-- Start GIVEN DATA --

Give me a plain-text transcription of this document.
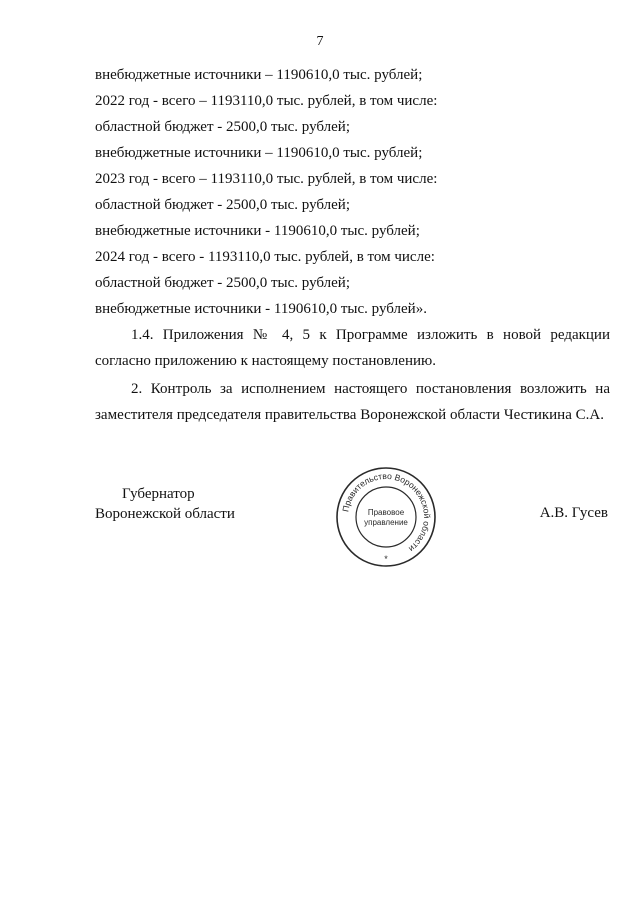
7
внебюджетные источники – 1190610,0 тыс. рублей;
2022 год - всего – 1193110,0 тыс. рублей, в том числе:
областной бюджет - 2500,0 тыс. рублей;
внебюджетные источники – 1190610,0 тыс. рублей;
2023 год - всего – 1193110,0 тыс. рублей, в том числе:
областной бюджет - 2500,0 тыс. рублей;
внебюджетные источники - 1190610,0 тыс. рублей;
2024 год - всего - 1193110,0 тыс. рублей, в том числе:
областной бюджет - 2500,0 тыс. рублей;
внебюджетные источники - 1190610,0 тыс. рублей».
1.4. Приложения № 4, 5 к Программе изложить в новой редакции
согласно приложению к настоящему постановлению.
2. Контроль за исполнением настоящего постановления возложить на
заместителя председателя правительства Воронежской области Честикина С.А.
Губернатор
Воронежской области	Правительство Воронежской области
Правовое
управление
*
А.В. Гусев
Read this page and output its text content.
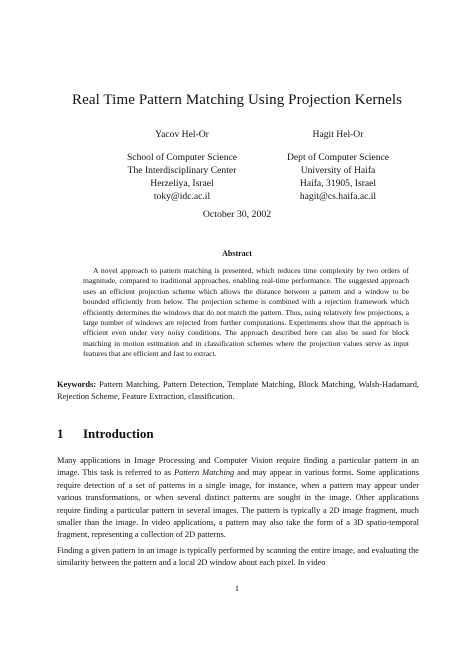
Real Time Pattern Matching Using Projection Kernels
Yacov Hel-Or
School of Computer Science
The Interdisciplinary Center
Herzeliya, Israel
toky@idc.ac.il
Hagit Hel-Or
Dept of Computer Science
University of Haifa
Haifa, 31905, Israel
hagit@cs.haifa.ac.il
October 30, 2002
Abstract
A novel approach to pattern matching is presented, which reduces time complexity by two orders of magnitude, compared to traditional approaches, enabling real-time performance. The suggested approach uses an efficient projection scheme which allows the distance between a pattern and a window to be bounded efficiently from below. The projection scheme is combined with a rejection framework which efficiently determines the windows that do not match the pattern. Thus, using relatively few projections, a large number of windows are rejected from further computations. Experiments show that the approach is efficient even under very noisy conditions. The approach described here can also be used for block matching in motion estimation and in classification schemes where the projection values serve as input features that are efficient and fast to extract.
Keywords: Pattern Matching, Pattern Detection, Template Matching, Block Matching, Walsh-Hadamard, Rejection Scheme, Feature Extraction, classification.
1 Introduction
Many applications in Image Processing and Computer Vision require finding a particular pattern in an image. This task is referred to as Pattern Matching and may appear in various forms. Some applications require detection of a set of patterns in a single image, for instance, when a pattern may appear under various transformations, or when several distinct patterns are sought in the image. Other applications require finding a particular pattern in several images. The pattern is typically a 2D image fragment, much smaller than the image. In video applications, a pattern may also take the form of a 3D spatio-temporal fragment, representing a collection of 2D patterns.
Finding a given pattern in an image is typically performed by scanning the entire image, and evaluating the similarity between the pattern and a local 2D window about each pixel. In video
1
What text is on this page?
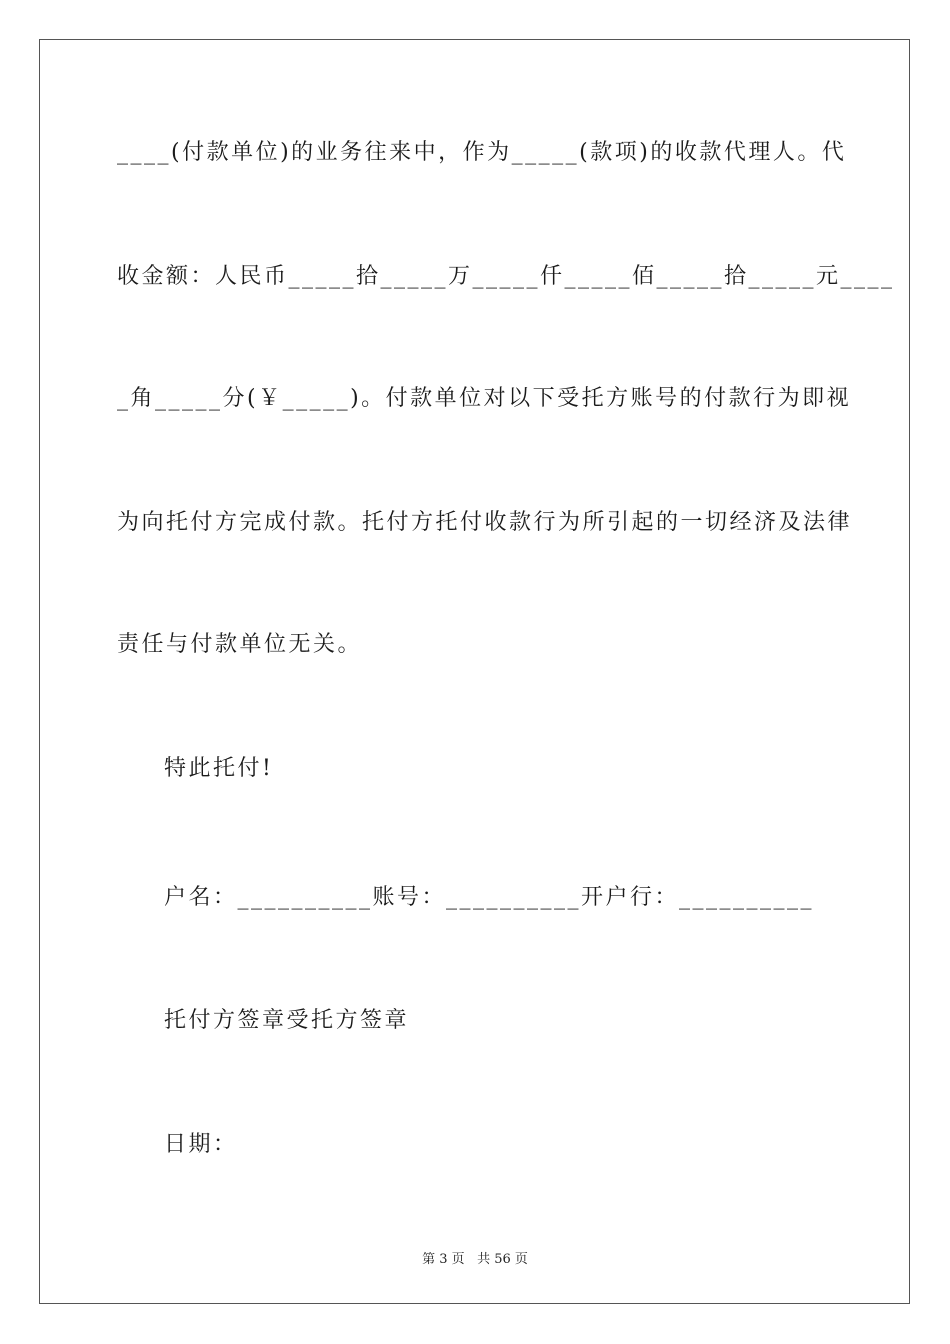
____(付款单位)的业务往来中，作为_____(款项)的收款代理人。代
收金额：人民币_____拾_____万_____仟_____佰_____拾_____元____
_角_____分(￥_____)。付款单位对以下受托方账号的付款行为即视
为向托付方完成付款。托付方托付收款行为所引起的一切经济及法律
责任与付款单位无关。
特此托付!
户名：__________账号：__________开户行：__________
托付方签章受托方签章
日期：
第 3 页 共 56 页
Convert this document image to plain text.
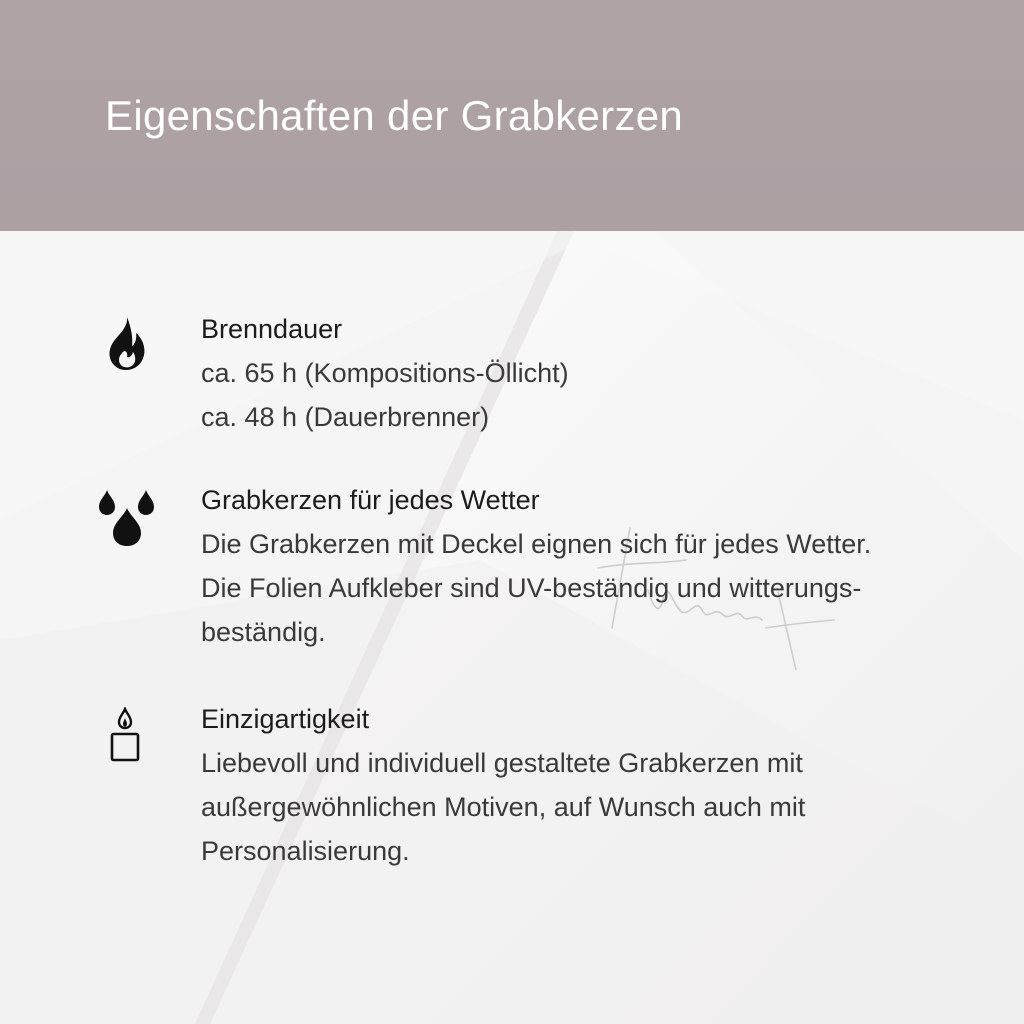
Eigenschaften der Grabkerzen

Brenndauer

ca. 65 h (Kompositions-Öllicht)

ca. 48 h (Dauerbrenner)

Grabkerzen für jedes Wetter

Die Grabkerzen mit Deckel eignen sich für jedes Wetter.

Die Folien Aufkleber sind UV-beständig und witterungs-

beständig.

Einzigartigkeit

Liebevoll und individuell gestaltete Grabkerzen mit

außergewöhnlichen Motiven, auf Wunsch auch mit

Personalisierung.
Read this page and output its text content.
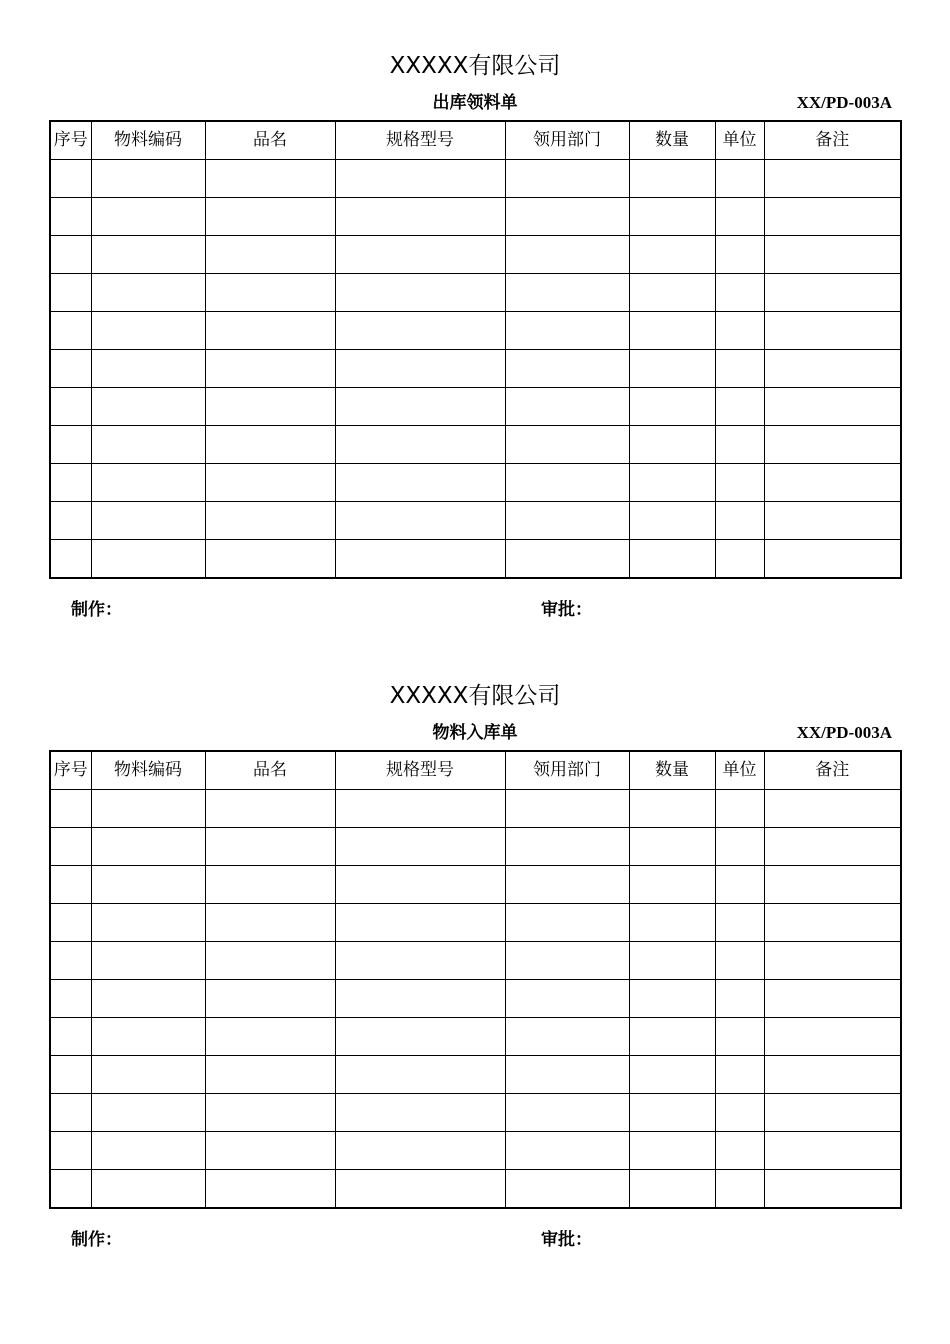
XXXXX有限公司
出库领料单	XX/PD-003A
序号	物料编码	品名	规格型号	领用部门	数量	单位	备注

制作：	审批：
XXXXX有限公司
物料入库单	XX/PD-003A
序号	物料编码	品名	规格型号	领用部门	数量	单位	备注

制作：	审批：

-- End GIVEN DATA --

→ **SET TASK**
The lines from the one holding "Convert this document image to plain text." through the end of the material above are to be echoed exactly, both ends included. Do not include pictures.

→ **OUTPUT**
Convert this document image to plain text.
Eigenschaften der Grabkerzen

Brenndauer

ca. 65 h (Kompositions-Öllicht)

ca. 48 h (Dauerbrenner)

Grabkerzen für jedes Wetter

Die Grabkerzen mit Deckel eignen sich für jedes Wetter.

Die Folien Aufkleber sind UV-beständig und witterungs-

beständig.

Einzigartigkeit

Liebevoll und individuell gestaltete Grabkerzen mit

außergewöhnlichen Motiven, auf Wunsch auch mit

Personalisierung.
Read this page and output its text content.
XXXXX有限公司
出库领料单	XX/PD-003A
序号	物料编码	品名	规格型号	领用部门	数量	单位	备注

制作：	审批：
XXXXX有限公司
物料入库单	XX/PD-003A
序号	物料编码	品名	规格型号	领用部门	数量	单位	备注

制作：	审批：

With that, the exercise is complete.